§ **Your goal**: Each entry must be given again exactly; images do not belong in the copy.

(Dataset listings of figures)
--- Begin ---
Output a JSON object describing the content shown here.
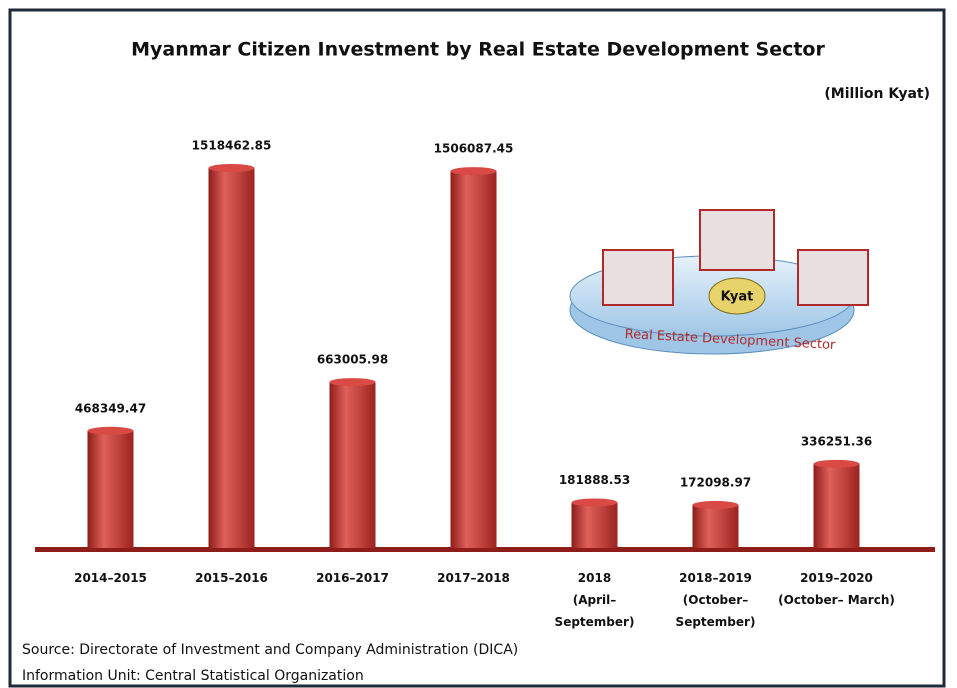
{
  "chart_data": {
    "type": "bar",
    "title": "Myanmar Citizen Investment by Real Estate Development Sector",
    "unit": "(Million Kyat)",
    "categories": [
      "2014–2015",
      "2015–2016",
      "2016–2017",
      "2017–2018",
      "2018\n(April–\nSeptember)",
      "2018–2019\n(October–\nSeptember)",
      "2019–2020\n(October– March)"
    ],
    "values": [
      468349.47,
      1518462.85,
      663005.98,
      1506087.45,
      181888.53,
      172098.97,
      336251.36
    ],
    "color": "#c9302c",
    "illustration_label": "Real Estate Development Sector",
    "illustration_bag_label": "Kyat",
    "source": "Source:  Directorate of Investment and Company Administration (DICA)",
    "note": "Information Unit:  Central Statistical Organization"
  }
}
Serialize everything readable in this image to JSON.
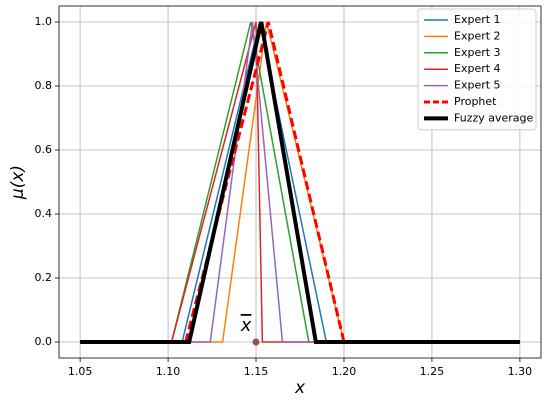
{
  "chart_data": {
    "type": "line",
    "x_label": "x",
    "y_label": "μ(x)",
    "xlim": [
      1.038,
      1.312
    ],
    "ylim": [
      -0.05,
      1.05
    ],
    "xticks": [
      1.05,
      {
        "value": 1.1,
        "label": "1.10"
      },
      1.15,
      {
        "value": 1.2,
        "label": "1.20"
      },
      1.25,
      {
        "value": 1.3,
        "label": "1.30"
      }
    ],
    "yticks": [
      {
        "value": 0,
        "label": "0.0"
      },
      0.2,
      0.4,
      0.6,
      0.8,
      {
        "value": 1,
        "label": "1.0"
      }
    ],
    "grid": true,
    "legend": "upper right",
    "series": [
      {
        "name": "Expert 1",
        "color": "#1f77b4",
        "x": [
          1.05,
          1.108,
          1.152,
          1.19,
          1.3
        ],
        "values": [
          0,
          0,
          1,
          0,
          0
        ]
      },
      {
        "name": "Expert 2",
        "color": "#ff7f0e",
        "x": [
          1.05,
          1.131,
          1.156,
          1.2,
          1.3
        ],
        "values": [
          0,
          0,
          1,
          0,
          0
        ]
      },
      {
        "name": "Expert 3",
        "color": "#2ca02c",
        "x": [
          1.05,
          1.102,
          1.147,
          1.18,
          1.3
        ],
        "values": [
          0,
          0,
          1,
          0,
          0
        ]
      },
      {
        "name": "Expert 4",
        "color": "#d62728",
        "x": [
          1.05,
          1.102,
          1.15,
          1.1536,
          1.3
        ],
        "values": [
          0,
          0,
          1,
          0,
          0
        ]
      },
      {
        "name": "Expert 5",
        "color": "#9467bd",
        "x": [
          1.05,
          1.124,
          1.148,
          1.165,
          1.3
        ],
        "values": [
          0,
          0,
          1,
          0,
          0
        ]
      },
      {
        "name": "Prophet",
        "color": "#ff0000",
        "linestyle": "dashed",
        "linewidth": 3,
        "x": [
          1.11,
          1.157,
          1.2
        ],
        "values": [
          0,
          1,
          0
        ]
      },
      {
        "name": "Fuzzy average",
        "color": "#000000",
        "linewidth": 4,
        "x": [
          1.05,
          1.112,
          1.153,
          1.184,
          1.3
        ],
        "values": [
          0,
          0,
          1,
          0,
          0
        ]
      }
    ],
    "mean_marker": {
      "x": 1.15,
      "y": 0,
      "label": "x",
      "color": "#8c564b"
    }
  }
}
--- End ---
§ **Finished task**:
Output a JSON object describing the content shown here.
{
  "chart_data": {
    "type": "bar",
    "title": "Myanmar Citizen Investment by Real Estate Development Sector",
    "unit": "(Million Kyat)",
    "categories": [
      "2014–2015",
      "2015–2016",
      "2016–2017",
      "2017–2018",
      "2018\n(April–\nSeptember)",
      "2018–2019\n(October–\nSeptember)",
      "2019–2020\n(October– March)"
    ],
    "values": [
      468349.47,
      1518462.85,
      663005.98,
      1506087.45,
      181888.53,
      172098.97,
      336251.36
    ],
    "color": "#c9302c",
    "illustration_label": "Real Estate Development Sector",
    "illustration_bag_label": "Kyat",
    "source": "Source:  Directorate of Investment and Company Administration (DICA)",
    "note": "Information Unit:  Central Statistical Organization"
  }
}
Serialize everything readable in this image to JSON.
{
  "chart_data": {
    "type": "line",
    "x_label": "x",
    "y_label": "μ(x)",
    "xlim": [
      1.038,
      1.312
    ],
    "ylim": [
      -0.05,
      1.05
    ],
    "xticks": [
      1.05,
      {
        "value": 1.1,
        "label": "1.10"
      },
      1.15,
      {
        "value": 1.2,
        "label": "1.20"
      },
      1.25,
      {
        "value": 1.3,
        "label": "1.30"
      }
    ],
    "yticks": [
      {
        "value": 0,
        "label": "0.0"
      },
      0.2,
      0.4,
      0.6,
      0.8,
      {
        "value": 1,
        "label": "1.0"
      }
    ],
    "grid": true,
    "legend": "upper right",
    "series": [
      {
        "name": "Expert 1",
        "color": "#1f77b4",
        "x": [
          1.05,
          1.108,
          1.152,
          1.19,
          1.3
        ],
        "values": [
          0,
          0,
          1,
          0,
          0
        ]
      },
      {
        "name": "Expert 2",
        "color": "#ff7f0e",
        "x": [
          1.05,
          1.131,
          1.156,
          1.2,
          1.3
        ],
        "values": [
          0,
          0,
          1,
          0,
          0
        ]
      },
      {
        "name": "Expert 3",
        "color": "#2ca02c",
        "x": [
          1.05,
          1.102,
          1.147,
          1.18,
          1.3
        ],
        "values": [
          0,
          0,
          1,
          0,
          0
        ]
      },
      {
        "name": "Expert 4",
        "color": "#d62728",
        "x": [
          1.05,
          1.102,
          1.15,
          1.1536,
          1.3
        ],
        "values": [
          0,
          0,
          1,
          0,
          0
        ]
      },
      {
        "name": "Expert 5",
        "color": "#9467bd",
        "x": [
          1.05,
          1.124,
          1.148,
          1.165,
          1.3
        ],
        "values": [
          0,
          0,
          1,
          0,
          0
        ]
      },
      {
        "name": "Prophet",
        "color": "#ff0000",
        "linestyle": "dashed",
        "linewidth": 3,
        "x": [
          1.11,
          1.157,
          1.2
        ],
        "values": [
          0,
          1,
          0
        ]
      },
      {
        "name": "Fuzzy average",
        "color": "#000000",
        "linewidth": 4,
        "x": [
          1.05,
          1.112,
          1.153,
          1.184,
          1.3
        ],
        "values": [
          0,
          0,
          1,
          0,
          0
        ]
      }
    ],
    "mean_marker": {
      "x": 1.15,
      "y": 0,
      "label": "x",
      "color": "#8c564b"
    }
  }
}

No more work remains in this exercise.